>> Start Provided information

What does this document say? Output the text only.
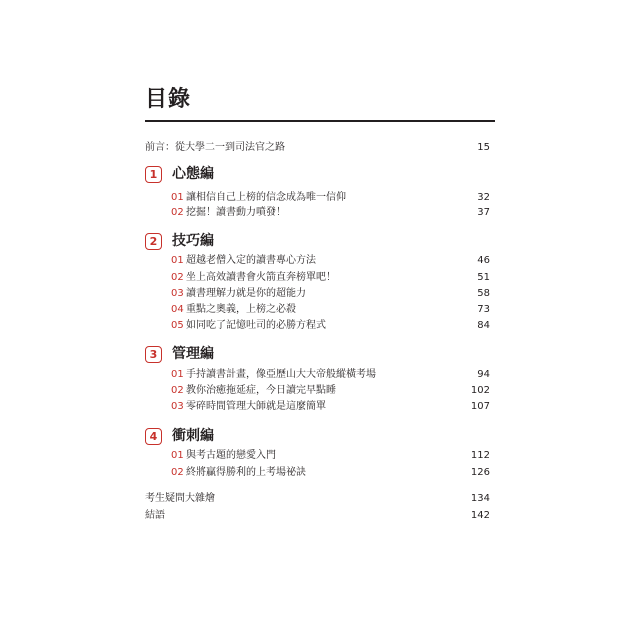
目錄
前言：從大學二一到司法官之路	15
1	心態編
01 讓相信自己上榜的信念成為唯一信仰	32
02 挖掘！讀書動力噴發！	37
2	技巧編
01 超越老僧入定的讀書專心方法	46
02 坐上高效讀書會火箭直奔榜單吧！	51
03 讀書理解力就是你的超能力	58
04 重點之奧義，上榜之必殺	73
05 如同吃了記憶吐司的必勝方程式	84
3	管理編
01 手持讀書計畫，像亞歷山大大帝般縱橫考場	94
02 教你治癒拖延症，今日讀完早點睡	102
03 零碎時間管理大師就是這麼簡單	107
4	衝刺編
01 與考古題的戀愛入門	112
02 終將贏得勝利的上考場祕訣	126
考生疑問大雜燴	134
結語	142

>> End Provided information

All of the entries above should be duplicated exactly, except for the pictures.

- [Full solution]
What does this document say? Output the text only.
目錄
前言：從大學二一到司法官之路	15
1	心態編
01 讓相信自己上榜的信念成為唯一信仰	32
02 挖掘！讀書動力噴發！	37
2	技巧編
01 超越老僧入定的讀書專心方法	46
02 坐上高效讀書會火箭直奔榜單吧！	51
03 讀書理解力就是你的超能力	58
04 重點之奧義，上榜之必殺	73
05 如同吃了記憶吐司的必勝方程式	84
3	管理編
01 手持讀書計畫，像亞歷山大大帝般縱橫考場	94
02 教你治癒拖延症，今日讀完早點睡	102
03 零碎時間管理大師就是這麼簡單	107
4	衝刺編
01 與考古題的戀愛入門	112
02 終將贏得勝利的上考場祕訣	126
考生疑問大雜燴	134
結語	142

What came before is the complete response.